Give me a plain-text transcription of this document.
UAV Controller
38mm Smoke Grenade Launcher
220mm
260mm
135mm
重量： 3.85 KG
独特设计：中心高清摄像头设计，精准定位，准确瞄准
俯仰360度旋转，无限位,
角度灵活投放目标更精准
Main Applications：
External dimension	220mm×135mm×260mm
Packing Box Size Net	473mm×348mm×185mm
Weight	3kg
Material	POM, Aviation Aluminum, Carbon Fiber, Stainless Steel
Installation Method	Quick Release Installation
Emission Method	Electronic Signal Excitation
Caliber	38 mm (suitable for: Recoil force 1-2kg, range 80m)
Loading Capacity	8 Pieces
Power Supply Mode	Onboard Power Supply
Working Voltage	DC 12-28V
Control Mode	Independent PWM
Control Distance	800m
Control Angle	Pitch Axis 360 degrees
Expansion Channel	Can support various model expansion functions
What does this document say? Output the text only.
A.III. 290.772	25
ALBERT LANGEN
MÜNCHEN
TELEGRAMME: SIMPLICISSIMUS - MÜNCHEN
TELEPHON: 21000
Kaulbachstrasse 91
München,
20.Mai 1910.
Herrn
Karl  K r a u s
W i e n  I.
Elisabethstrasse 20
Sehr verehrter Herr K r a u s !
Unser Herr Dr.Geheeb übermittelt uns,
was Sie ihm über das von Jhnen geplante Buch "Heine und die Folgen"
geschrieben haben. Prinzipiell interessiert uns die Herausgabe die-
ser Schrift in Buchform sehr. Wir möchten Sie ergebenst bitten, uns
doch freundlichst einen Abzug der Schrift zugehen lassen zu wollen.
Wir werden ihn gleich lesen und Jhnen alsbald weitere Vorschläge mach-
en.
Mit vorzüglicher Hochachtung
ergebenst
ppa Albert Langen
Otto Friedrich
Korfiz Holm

# # # #

> Direction
Copy every line of the listing where the word "Jhnen" appears.

> Solution to this task
was Sie ihm über das von Jhnen geplante Buch "Heine und die Folgen"
Wir werden ihn gleich lesen und Jhnen alsbald weitere Vorschläge mach-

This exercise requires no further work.